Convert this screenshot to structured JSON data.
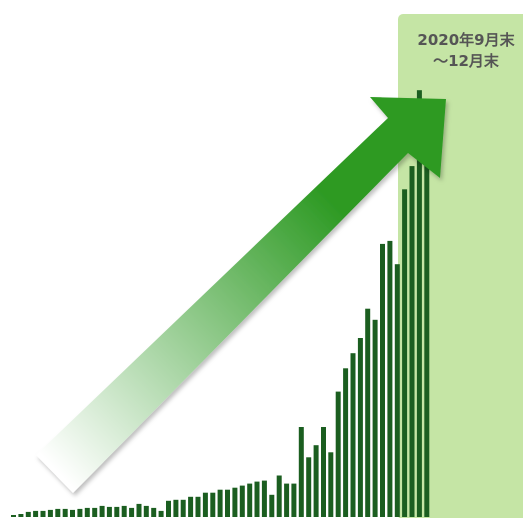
{
  "chart_data": {
    "type": "bar",
    "values": [
      2,
      3,
      5,
      6,
      6,
      7,
      8,
      8,
      7,
      8,
      9,
      9,
      11,
      10,
      10,
      11,
      9,
      13,
      11,
      9,
      6,
      16,
      17,
      17,
      20,
      20,
      24,
      24,
      27,
      27,
      29,
      31,
      33,
      35,
      36,
      22,
      41,
      33,
      33,
      89,
      59,
      71,
      89,
      64,
      124,
      147,
      162,
      177,
      206,
      195,
      270,
      273,
      250,
      324,
      347,
      422,
      408
    ],
    "highlight": {
      "label_line1": "2020年9月末",
      "label_line2": "～12月末",
      "start_index": 44,
      "color": "#c5e5a5"
    },
    "colors": {
      "bar": "#1b5e20",
      "arrow_dark": "#2e9a24",
      "arrow_light": "#ffffff",
      "label_text": "#555555"
    },
    "ylim": [
      0,
      440
    ]
  }
}
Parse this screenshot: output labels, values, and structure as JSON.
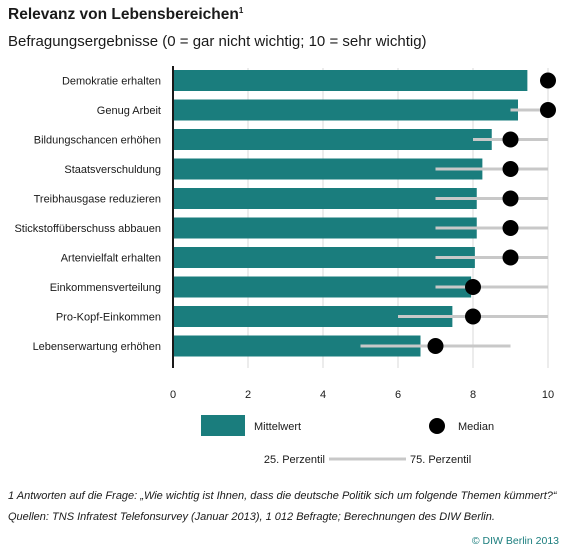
{
  "header": {
    "title": "Relevanz von Lebensbereichen",
    "title_footnote_mark": "1",
    "subtitle": "Befragungsergebnisse (0 = gar nicht wichtig; 10 = sehr wichtig)"
  },
  "chart_data": {
    "type": "bar",
    "orientation": "horizontal",
    "categories": [
      "Demokratie erhalten",
      "Genug Arbeit",
      "Bildungschancen erhöhen",
      "Staatsverschuldung",
      "Treibhausgase reduzieren",
      "Stickstoffüberschuss abbauen",
      "Artenvielfalt erhalten",
      "Einkommensverteilung",
      "Pro-Kopf-Einkommen",
      "Lebenserwartung erhöhen"
    ],
    "series": [
      {
        "name": "Mittelwert",
        "values": [
          9.45,
          9.2,
          8.5,
          8.25,
          8.1,
          8.1,
          8.05,
          7.95,
          7.45,
          6.6
        ]
      },
      {
        "name": "Median",
        "values": [
          10,
          10,
          9,
          9,
          9,
          9,
          9,
          8,
          8,
          7
        ]
      }
    ],
    "percentile_25": [
      10,
      9,
      8,
      7,
      7,
      7,
      7,
      7,
      6,
      5
    ],
    "percentile_75": [
      10,
      10,
      10,
      10,
      10,
      10,
      10,
      10,
      10,
      9
    ],
    "xlim": [
      0,
      10
    ],
    "xticks": [
      "0",
      "2",
      "4",
      "6",
      "8",
      "10"
    ],
    "grid": true,
    "legend": {
      "mean_label": "Mittelwert",
      "median_label": "Median",
      "p25_label": "25. Perzentil",
      "p75_label": "75. Perzentil"
    },
    "colors": {
      "bar": "#1a7d7d",
      "median": "#000000",
      "range": "#c8c8c8",
      "grid": "#d9d9d9"
    }
  },
  "footer": {
    "footnote1": "1 Antworten auf die Frage: „Wie wichtig ist Ihnen, dass die deutsche Politik sich um folgende Themen kümmert?“",
    "footnote2": "Quellen: TNS Infratest Telefonsurvey (Januar 2013), 1 012 Befragte; Berechnungen des DIW Berlin.",
    "copyright": "© DIW Berlin 2013"
  }
}
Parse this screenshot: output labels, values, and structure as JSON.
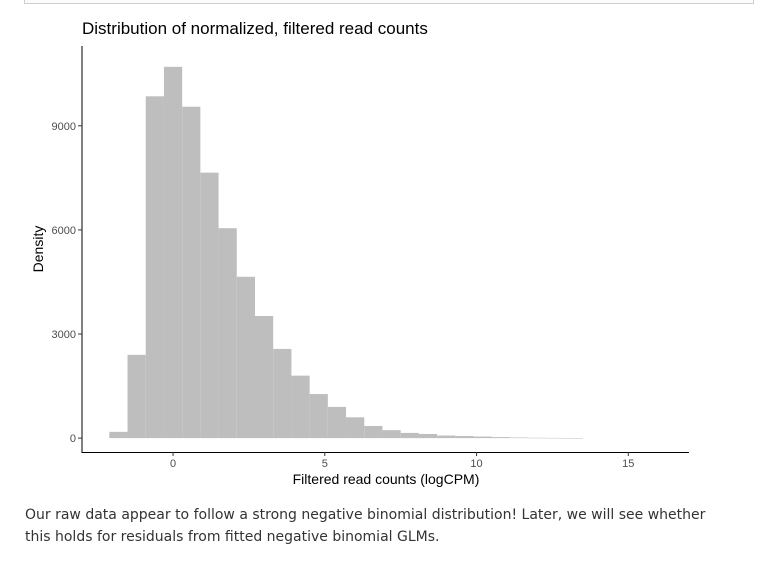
--
Your task: Filter lines by "erhalten" and return each hit.

Exercise answer:
      "Demokratie erhalten",
      "Artenvielfalt erhalten",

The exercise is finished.